* START *

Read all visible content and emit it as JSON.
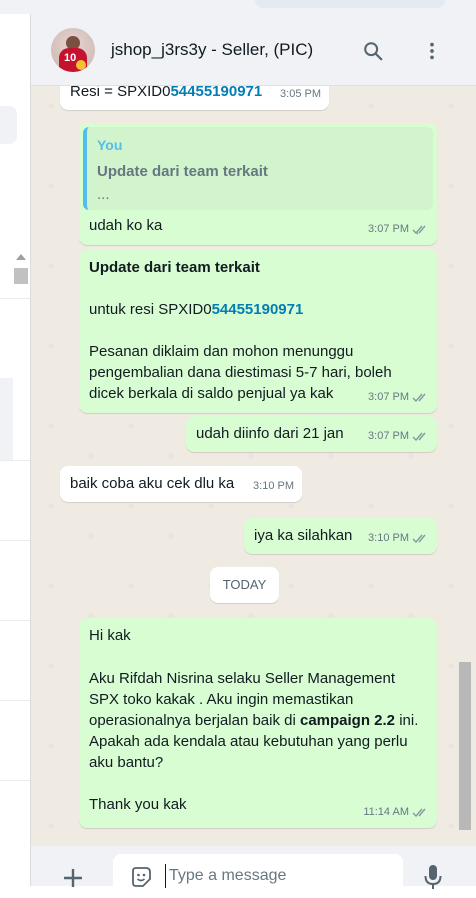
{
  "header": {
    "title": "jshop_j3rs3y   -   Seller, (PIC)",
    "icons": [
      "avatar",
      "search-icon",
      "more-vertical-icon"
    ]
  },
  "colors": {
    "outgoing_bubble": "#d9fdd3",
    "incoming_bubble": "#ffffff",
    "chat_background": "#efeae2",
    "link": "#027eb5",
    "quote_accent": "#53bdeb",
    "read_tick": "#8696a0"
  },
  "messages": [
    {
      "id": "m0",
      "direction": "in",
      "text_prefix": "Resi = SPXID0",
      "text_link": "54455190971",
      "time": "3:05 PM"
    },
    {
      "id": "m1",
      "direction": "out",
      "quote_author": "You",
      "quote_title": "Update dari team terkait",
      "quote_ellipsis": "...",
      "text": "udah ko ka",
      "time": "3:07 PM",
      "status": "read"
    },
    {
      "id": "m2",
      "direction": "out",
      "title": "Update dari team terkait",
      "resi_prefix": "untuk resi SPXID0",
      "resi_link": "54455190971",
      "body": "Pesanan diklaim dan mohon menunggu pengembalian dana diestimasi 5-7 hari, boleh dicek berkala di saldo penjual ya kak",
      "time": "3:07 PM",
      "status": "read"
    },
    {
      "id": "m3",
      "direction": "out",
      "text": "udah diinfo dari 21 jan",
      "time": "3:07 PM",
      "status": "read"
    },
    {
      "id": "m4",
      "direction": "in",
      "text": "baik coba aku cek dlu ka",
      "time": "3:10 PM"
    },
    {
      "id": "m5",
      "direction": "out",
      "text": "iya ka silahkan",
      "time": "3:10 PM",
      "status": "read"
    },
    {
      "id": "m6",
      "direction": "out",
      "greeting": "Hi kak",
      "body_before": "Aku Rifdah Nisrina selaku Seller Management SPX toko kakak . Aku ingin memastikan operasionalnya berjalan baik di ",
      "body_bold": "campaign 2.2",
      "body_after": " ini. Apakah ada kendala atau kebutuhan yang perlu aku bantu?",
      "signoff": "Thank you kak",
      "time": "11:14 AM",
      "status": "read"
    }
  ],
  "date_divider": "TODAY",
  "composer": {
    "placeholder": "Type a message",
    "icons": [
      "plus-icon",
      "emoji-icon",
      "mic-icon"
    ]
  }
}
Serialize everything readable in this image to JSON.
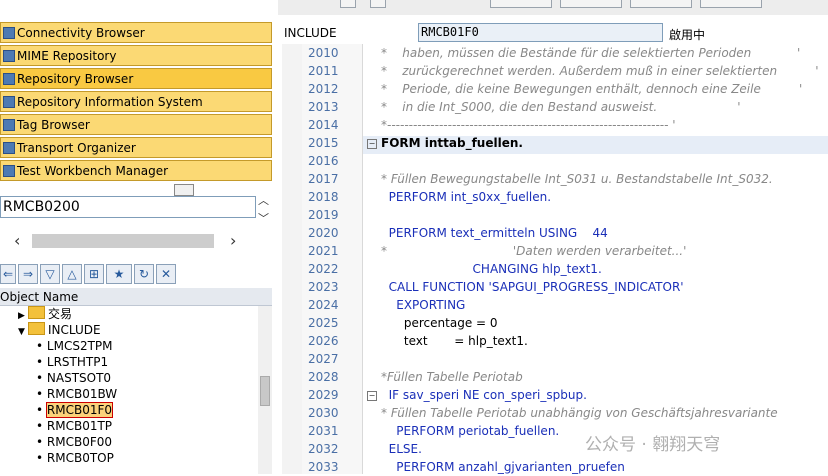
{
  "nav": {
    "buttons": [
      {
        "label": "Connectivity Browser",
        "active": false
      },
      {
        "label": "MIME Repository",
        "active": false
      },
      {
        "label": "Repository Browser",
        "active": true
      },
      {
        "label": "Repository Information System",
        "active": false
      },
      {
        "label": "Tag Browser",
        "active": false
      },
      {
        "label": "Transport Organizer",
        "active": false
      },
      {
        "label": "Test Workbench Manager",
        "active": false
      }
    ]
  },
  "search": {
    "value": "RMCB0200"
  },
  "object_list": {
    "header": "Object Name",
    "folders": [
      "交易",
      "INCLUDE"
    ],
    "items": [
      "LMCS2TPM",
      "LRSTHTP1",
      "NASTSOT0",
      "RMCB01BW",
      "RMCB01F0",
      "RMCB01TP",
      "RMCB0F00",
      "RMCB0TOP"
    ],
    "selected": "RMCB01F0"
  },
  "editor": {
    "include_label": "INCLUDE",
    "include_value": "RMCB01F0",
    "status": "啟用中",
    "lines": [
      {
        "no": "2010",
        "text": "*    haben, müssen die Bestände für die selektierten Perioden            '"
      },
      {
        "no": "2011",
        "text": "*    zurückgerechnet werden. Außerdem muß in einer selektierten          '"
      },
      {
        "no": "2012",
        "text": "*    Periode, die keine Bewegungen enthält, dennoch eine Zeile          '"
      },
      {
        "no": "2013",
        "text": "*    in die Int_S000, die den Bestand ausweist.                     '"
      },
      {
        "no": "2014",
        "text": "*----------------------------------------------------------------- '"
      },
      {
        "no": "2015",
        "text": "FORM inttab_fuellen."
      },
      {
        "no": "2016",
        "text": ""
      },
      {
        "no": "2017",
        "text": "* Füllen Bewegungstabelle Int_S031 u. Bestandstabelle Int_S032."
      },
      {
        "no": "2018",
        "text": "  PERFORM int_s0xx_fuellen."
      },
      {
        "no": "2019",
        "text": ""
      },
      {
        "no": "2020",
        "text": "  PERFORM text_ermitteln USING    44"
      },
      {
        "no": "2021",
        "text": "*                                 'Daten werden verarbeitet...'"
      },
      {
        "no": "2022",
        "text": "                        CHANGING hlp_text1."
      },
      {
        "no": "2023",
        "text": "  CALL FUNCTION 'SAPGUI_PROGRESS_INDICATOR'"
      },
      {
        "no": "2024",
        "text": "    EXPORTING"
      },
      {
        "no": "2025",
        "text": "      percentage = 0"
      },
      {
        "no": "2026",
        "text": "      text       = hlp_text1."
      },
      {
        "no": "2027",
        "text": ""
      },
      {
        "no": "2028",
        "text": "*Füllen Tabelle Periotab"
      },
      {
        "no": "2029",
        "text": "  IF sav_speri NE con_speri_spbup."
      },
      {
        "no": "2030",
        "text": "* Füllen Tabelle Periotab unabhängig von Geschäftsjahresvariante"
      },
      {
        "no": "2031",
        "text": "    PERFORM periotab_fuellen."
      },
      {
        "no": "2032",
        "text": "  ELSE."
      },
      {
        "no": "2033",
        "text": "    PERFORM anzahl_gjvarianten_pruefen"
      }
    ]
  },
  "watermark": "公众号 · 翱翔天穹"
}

* END *

→ **Exercise task**
Your task is to copy the entries in full and exactly, without any images.

→ **Task solution**
Read all visible content and emit it as JSON.
{
  "header": {
    "title": "jshop_j3rs3y   -   Seller, (PIC)",
    "icons": [
      "avatar",
      "search-icon",
      "more-vertical-icon"
    ]
  },
  "colors": {
    "outgoing_bubble": "#d9fdd3",
    "incoming_bubble": "#ffffff",
    "chat_background": "#efeae2",
    "link": "#027eb5",
    "quote_accent": "#53bdeb",
    "read_tick": "#8696a0"
  },
  "messages": [
    {
      "id": "m0",
      "direction": "in",
      "text_prefix": "Resi = SPXID0",
      "text_link": "54455190971",
      "time": "3:05 PM"
    },
    {
      "id": "m1",
      "direction": "out",
      "quote_author": "You",
      "quote_title": "Update dari team terkait",
      "quote_ellipsis": "...",
      "text": "udah ko ka",
      "time": "3:07 PM",
      "status": "read"
    },
    {
      "id": "m2",
      "direction": "out",
      "title": "Update dari team terkait",
      "resi_prefix": "untuk resi SPXID0",
      "resi_link": "54455190971",
      "body": "Pesanan diklaim dan mohon menunggu pengembalian dana diestimasi 5-7 hari, boleh dicek berkala di saldo penjual ya kak",
      "time": "3:07 PM",
      "status": "read"
    },
    {
      "id": "m3",
      "direction": "out",
      "text": "udah diinfo dari 21 jan",
      "time": "3:07 PM",
      "status": "read"
    },
    {
      "id": "m4",
      "direction": "in",
      "text": "baik coba aku cek dlu ka",
      "time": "3:10 PM"
    },
    {
      "id": "m5",
      "direction": "out",
      "text": "iya ka silahkan",
      "time": "3:10 PM",
      "status": "read"
    },
    {
      "id": "m6",
      "direction": "out",
      "greeting": "Hi kak",
      "body_before": "Aku Rifdah Nisrina selaku Seller Management SPX toko kakak . Aku ingin memastikan operasionalnya berjalan baik di ",
      "body_bold": "campaign 2.2",
      "body_after": " ini. Apakah ada kendala atau kebutuhan yang perlu aku bantu?",
      "signoff": "Thank you kak",
      "time": "11:14 AM",
      "status": "read"
    }
  ],
  "date_divider": "TODAY",
  "composer": {
    "placeholder": "Type a message",
    "icons": [
      "plus-icon",
      "emoji-icon",
      "mic-icon"
    ]
  }
}
Serialize everything readable in this image to JSON.
{
  "nav": {
    "buttons": [
      {
        "label": "Connectivity Browser",
        "active": false
      },
      {
        "label": "MIME Repository",
        "active": false
      },
      {
        "label": "Repository Browser",
        "active": true
      },
      {
        "label": "Repository Information System",
        "active": false
      },
      {
        "label": "Tag Browser",
        "active": false
      },
      {
        "label": "Transport Organizer",
        "active": false
      },
      {
        "label": "Test Workbench Manager",
        "active": false
      }
    ]
  },
  "search": {
    "value": "RMCB0200"
  },
  "object_list": {
    "header": "Object Name",
    "folders": [
      "交易",
      "INCLUDE"
    ],
    "items": [
      "LMCS2TPM",
      "LRSTHTP1",
      "NASTSOT0",
      "RMCB01BW",
      "RMCB01F0",
      "RMCB01TP",
      "RMCB0F00",
      "RMCB0TOP"
    ],
    "selected": "RMCB01F0"
  },
  "editor": {
    "include_label": "INCLUDE",
    "include_value": "RMCB01F0",
    "status": "啟用中",
    "lines": [
      {
        "no": "2010",
        "text": "*    haben, müssen die Bestände für die selektierten Perioden            '"
      },
      {
        "no": "2011",
        "text": "*    zurückgerechnet werden. Außerdem muß in einer selektierten          '"
      },
      {
        "no": "2012",
        "text": "*    Periode, die keine Bewegungen enthält, dennoch eine Zeile          '"
      },
      {
        "no": "2013",
        "text": "*    in die Int_S000, die den Bestand ausweist.                     '"
      },
      {
        "no": "2014",
        "text": "*----------------------------------------------------------------- '"
      },
      {
        "no": "2015",
        "text": "FORM inttab_fuellen."
      },
      {
        "no": "2016",
        "text": ""
      },
      {
        "no": "2017",
        "text": "* Füllen Bewegungstabelle Int_S031 u. Bestandstabelle Int_S032."
      },
      {
        "no": "2018",
        "text": "  PERFORM int_s0xx_fuellen."
      },
      {
        "no": "2019",
        "text": ""
      },
      {
        "no": "2020",
        "text": "  PERFORM text_ermitteln USING    44"
      },
      {
        "no": "2021",
        "text": "*                                 'Daten werden verarbeitet...'"
      },
      {
        "no": "2022",
        "text": "                        CHANGING hlp_text1."
      },
      {
        "no": "2023",
        "text": "  CALL FUNCTION 'SAPGUI_PROGRESS_INDICATOR'"
      },
      {
        "no": "2024",
        "text": "    EXPORTING"
      },
      {
        "no": "2025",
        "text": "      percentage = 0"
      },
      {
        "no": "2026",
        "text": "      text       = hlp_text1."
      },
      {
        "no": "2027",
        "text": ""
      },
      {
        "no": "2028",
        "text": "*Füllen Tabelle Periotab"
      },
      {
        "no": "2029",
        "text": "  IF sav_speri NE con_speri_spbup."
      },
      {
        "no": "2030",
        "text": "* Füllen Tabelle Periotab unabhängig von Geschäftsjahresvariante"
      },
      {
        "no": "2031",
        "text": "    PERFORM periotab_fuellen."
      },
      {
        "no": "2032",
        "text": "  ELSE."
      },
      {
        "no": "2033",
        "text": "    PERFORM anzahl_gjvarianten_pruefen"
      }
    ]
  },
  "watermark": "公众号 · 翱翔天穹"
}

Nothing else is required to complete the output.